**THE EXERCISE:**
Every line in the listing is to be echoed verbatim.

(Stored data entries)
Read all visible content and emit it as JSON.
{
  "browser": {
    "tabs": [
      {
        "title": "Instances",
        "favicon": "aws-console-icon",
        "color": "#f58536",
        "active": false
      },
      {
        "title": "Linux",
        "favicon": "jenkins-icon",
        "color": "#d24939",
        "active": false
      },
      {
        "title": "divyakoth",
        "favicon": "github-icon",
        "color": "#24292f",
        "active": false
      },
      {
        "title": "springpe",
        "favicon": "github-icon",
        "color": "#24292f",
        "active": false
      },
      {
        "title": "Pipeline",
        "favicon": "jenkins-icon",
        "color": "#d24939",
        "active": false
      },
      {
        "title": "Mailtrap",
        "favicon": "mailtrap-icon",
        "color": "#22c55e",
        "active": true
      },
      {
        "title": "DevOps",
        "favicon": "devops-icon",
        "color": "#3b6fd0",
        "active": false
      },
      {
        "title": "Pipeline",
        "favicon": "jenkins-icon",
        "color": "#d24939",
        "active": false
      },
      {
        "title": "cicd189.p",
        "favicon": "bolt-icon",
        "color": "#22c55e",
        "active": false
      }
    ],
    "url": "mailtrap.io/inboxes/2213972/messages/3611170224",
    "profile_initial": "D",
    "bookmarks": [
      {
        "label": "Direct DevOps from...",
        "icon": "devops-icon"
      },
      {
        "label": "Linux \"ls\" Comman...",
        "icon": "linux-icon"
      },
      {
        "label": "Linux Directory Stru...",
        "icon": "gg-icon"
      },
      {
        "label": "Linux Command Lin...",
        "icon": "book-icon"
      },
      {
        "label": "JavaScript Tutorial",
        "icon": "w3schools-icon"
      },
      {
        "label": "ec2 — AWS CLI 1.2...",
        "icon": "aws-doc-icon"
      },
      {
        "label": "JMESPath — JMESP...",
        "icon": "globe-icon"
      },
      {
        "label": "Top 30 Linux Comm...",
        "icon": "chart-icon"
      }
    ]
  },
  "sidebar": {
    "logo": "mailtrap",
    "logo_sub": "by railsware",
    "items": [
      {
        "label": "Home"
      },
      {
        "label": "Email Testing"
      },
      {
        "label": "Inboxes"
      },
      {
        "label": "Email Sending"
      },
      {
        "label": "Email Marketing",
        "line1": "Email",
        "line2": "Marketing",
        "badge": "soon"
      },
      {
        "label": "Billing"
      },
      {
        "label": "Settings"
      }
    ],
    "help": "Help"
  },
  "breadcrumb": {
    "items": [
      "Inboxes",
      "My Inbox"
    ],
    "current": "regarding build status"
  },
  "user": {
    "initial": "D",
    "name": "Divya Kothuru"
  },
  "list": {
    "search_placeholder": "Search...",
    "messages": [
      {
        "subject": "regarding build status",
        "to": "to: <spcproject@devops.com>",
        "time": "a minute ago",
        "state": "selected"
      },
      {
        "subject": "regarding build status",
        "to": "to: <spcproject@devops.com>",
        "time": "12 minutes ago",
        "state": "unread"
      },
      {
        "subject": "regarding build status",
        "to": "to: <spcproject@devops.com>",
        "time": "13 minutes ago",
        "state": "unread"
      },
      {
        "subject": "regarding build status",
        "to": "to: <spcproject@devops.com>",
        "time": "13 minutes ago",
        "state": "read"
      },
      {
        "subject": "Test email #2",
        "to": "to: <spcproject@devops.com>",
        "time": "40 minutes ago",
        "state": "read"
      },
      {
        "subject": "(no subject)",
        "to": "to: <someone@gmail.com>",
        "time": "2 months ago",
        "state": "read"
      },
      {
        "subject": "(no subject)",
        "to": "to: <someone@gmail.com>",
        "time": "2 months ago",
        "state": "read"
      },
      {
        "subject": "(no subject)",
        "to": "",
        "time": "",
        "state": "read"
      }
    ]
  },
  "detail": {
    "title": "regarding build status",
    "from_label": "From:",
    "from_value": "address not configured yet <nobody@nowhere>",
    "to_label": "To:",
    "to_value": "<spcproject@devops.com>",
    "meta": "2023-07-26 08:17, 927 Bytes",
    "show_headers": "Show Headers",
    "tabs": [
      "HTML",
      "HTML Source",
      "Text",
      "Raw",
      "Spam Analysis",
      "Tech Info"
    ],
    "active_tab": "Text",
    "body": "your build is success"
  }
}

**OUTPUT OF THE TASK:**
Read all visible content and emit it as JSON.
{
  "browser": {
    "tabs": [
      {
        "title": "Instances",
        "favicon": "aws-console-icon",
        "color": "#f58536",
        "active": false
      },
      {
        "title": "Linux",
        "favicon": "jenkins-icon",
        "color": "#d24939",
        "active": false
      },
      {
        "title": "divyakoth",
        "favicon": "github-icon",
        "color": "#24292f",
        "active": false
      },
      {
        "title": "springpe",
        "favicon": "github-icon",
        "color": "#24292f",
        "active": false
      },
      {
        "title": "Pipeline",
        "favicon": "jenkins-icon",
        "color": "#d24939",
        "active": false
      },
      {
        "title": "Mailtrap",
        "favicon": "mailtrap-icon",
        "color": "#22c55e",
        "active": true
      },
      {
        "title": "DevOps",
        "favicon": "devops-icon",
        "color": "#3b6fd0",
        "active": false
      },
      {
        "title": "Pipeline",
        "favicon": "jenkins-icon",
        "color": "#d24939",
        "active": false
      },
      {
        "title": "cicd189.p",
        "favicon": "bolt-icon",
        "color": "#22c55e",
        "active": false
      }
    ],
    "url": "mailtrap.io/inboxes/2213972/messages/3611170224",
    "profile_initial": "D",
    "bookmarks": [
      {
        "label": "Direct DevOps from...",
        "icon": "devops-icon"
      },
      {
        "label": "Linux \"ls\" Comman...",
        "icon": "linux-icon"
      },
      {
        "label": "Linux Directory Stru...",
        "icon": "gg-icon"
      },
      {
        "label": "Linux Command Lin...",
        "icon": "book-icon"
      },
      {
        "label": "JavaScript Tutorial",
        "icon": "w3schools-icon"
      },
      {
        "label": "ec2 — AWS CLI 1.2...",
        "icon": "aws-doc-icon"
      },
      {
        "label": "JMESPath — JMESP...",
        "icon": "globe-icon"
      },
      {
        "label": "Top 30 Linux Comm...",
        "icon": "chart-icon"
      }
    ]
  },
  "sidebar": {
    "logo": "mailtrap",
    "logo_sub": "by railsware",
    "items": [
      {
        "label": "Home"
      },
      {
        "label": "Email Testing"
      },
      {
        "label": "Inboxes"
      },
      {
        "label": "Email Sending"
      },
      {
        "label": "Email Marketing",
        "line1": "Email",
        "line2": "Marketing",
        "badge": "soon"
      },
      {
        "label": "Billing"
      },
      {
        "label": "Settings"
      }
    ],
    "help": "Help"
  },
  "breadcrumb": {
    "items": [
      "Inboxes",
      "My Inbox"
    ],
    "current": "regarding build status"
  },
  "user": {
    "initial": "D",
    "name": "Divya Kothuru"
  },
  "list": {
    "search_placeholder": "Search...",
    "messages": [
      {
        "subject": "regarding build status",
        "to": "to: <spcproject@devops.com>",
        "time": "a minute ago",
        "state": "selected"
      },
      {
        "subject": "regarding build status",
        "to": "to: <spcproject@devops.com>",
        "time": "12 minutes ago",
        "state": "unread"
      },
      {
        "subject": "regarding build status",
        "to": "to: <spcproject@devops.com>",
        "time": "13 minutes ago",
        "state": "unread"
      },
      {
        "subject": "regarding build status",
        "to": "to: <spcproject@devops.com>",
        "time": "13 minutes ago",
        "state": "read"
      },
      {
        "subject": "Test email #2",
        "to": "to: <spcproject@devops.com>",
        "time": "40 minutes ago",
        "state": "read"
      },
      {
        "subject": "(no subject)",
        "to": "to: <someone@gmail.com>",
        "time": "2 months ago",
        "state": "read"
      },
      {
        "subject": "(no subject)",
        "to": "to: <someone@gmail.com>",
        "time": "2 months ago",
        "state": "read"
      },
      {
        "subject": "(no subject)",
        "to": "",
        "time": "",
        "state": "read"
      }
    ]
  },
  "detail": {
    "title": "regarding build status",
    "from_label": "From:",
    "from_value": "address not configured yet <nobody@nowhere>",
    "to_label": "To:",
    "to_value": "<spcproject@devops.com>",
    "meta": "2023-07-26 08:17, 927 Bytes",
    "show_headers": "Show Headers",
    "tabs": [
      "HTML",
      "HTML Source",
      "Text",
      "Raw",
      "Spam Analysis",
      "Tech Info"
    ],
    "active_tab": "Text",
    "body": "your build is success"
  }
}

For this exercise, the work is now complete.